> _What you need to do_
Collect all the lines that mention the word "JSON".

▼

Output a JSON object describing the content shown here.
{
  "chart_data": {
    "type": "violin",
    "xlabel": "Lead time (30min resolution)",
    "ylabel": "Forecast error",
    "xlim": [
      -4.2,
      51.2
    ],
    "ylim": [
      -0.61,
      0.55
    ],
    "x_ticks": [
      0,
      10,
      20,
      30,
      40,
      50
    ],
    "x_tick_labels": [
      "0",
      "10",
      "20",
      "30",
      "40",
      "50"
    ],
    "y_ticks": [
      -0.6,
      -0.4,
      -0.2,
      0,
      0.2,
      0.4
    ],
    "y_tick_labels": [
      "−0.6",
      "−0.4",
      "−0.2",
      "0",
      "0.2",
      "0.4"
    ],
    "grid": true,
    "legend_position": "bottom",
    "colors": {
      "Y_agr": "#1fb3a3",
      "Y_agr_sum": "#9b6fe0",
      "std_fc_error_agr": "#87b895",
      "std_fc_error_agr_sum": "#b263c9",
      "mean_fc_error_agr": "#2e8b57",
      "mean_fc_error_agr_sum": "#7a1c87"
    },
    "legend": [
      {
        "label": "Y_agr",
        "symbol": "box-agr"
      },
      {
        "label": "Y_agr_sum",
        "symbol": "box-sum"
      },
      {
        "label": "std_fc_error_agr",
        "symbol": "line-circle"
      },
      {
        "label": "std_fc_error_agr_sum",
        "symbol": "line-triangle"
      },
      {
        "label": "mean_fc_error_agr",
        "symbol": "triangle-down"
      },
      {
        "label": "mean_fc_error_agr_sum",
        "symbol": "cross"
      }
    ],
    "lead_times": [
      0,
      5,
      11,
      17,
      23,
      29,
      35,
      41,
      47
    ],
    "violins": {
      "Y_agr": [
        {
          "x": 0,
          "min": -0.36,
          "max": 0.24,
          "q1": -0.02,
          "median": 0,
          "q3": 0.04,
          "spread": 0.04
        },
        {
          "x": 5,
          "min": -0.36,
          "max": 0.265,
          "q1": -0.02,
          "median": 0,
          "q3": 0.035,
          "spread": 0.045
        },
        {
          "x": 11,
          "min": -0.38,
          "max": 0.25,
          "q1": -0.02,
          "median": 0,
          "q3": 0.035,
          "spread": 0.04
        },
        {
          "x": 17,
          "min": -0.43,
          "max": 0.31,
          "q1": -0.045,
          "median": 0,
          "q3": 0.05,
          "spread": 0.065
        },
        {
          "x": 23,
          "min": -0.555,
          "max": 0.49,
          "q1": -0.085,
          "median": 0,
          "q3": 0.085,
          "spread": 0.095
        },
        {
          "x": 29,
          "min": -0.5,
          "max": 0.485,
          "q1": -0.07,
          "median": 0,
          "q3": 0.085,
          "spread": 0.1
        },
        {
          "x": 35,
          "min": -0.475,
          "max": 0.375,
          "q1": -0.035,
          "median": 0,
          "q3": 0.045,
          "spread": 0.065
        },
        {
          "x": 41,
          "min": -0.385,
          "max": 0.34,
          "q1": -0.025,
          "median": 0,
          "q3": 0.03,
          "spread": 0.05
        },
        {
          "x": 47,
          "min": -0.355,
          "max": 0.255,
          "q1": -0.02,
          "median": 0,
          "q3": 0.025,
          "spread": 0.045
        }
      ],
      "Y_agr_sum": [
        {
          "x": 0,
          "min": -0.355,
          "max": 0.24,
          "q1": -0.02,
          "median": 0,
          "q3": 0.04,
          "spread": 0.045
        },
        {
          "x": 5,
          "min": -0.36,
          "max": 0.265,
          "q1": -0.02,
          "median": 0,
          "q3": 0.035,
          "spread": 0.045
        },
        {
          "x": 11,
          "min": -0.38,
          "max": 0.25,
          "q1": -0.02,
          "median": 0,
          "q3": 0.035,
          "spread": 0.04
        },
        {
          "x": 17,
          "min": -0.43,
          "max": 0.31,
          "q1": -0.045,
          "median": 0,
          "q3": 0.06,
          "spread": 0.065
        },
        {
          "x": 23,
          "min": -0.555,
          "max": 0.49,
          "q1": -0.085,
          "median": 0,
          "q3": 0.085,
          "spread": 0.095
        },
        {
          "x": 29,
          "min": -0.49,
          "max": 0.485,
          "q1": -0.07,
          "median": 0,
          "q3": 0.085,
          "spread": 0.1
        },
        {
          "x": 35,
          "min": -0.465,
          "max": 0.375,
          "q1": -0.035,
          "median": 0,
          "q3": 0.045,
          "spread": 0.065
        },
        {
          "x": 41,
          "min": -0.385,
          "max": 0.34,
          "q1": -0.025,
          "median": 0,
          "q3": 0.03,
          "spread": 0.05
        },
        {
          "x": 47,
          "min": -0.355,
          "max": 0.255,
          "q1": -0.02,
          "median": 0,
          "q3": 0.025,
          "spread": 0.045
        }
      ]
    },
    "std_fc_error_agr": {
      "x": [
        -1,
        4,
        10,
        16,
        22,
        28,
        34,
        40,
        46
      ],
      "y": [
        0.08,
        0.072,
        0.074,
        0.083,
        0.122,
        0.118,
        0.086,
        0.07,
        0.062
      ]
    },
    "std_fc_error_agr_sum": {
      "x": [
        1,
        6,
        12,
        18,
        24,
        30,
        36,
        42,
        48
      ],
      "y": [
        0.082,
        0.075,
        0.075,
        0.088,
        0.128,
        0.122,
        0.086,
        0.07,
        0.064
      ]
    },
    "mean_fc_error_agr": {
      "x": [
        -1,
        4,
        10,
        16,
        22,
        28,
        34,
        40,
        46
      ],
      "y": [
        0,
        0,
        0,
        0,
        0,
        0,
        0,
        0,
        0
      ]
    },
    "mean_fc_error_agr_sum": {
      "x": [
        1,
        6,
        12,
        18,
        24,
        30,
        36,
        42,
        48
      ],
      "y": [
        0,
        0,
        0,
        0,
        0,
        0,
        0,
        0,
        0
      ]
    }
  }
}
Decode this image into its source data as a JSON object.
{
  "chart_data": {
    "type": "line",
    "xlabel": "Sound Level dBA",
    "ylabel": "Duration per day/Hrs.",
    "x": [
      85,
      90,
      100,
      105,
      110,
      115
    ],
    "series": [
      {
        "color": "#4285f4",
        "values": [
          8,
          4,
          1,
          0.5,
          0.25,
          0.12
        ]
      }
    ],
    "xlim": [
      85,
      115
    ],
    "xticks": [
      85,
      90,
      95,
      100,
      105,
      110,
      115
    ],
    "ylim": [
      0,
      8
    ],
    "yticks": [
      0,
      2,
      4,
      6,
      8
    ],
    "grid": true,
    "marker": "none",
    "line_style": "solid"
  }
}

▲

> _Task solution_
Output a JSON object describing the content shown here.
Decode this image into its source data as a JSON object.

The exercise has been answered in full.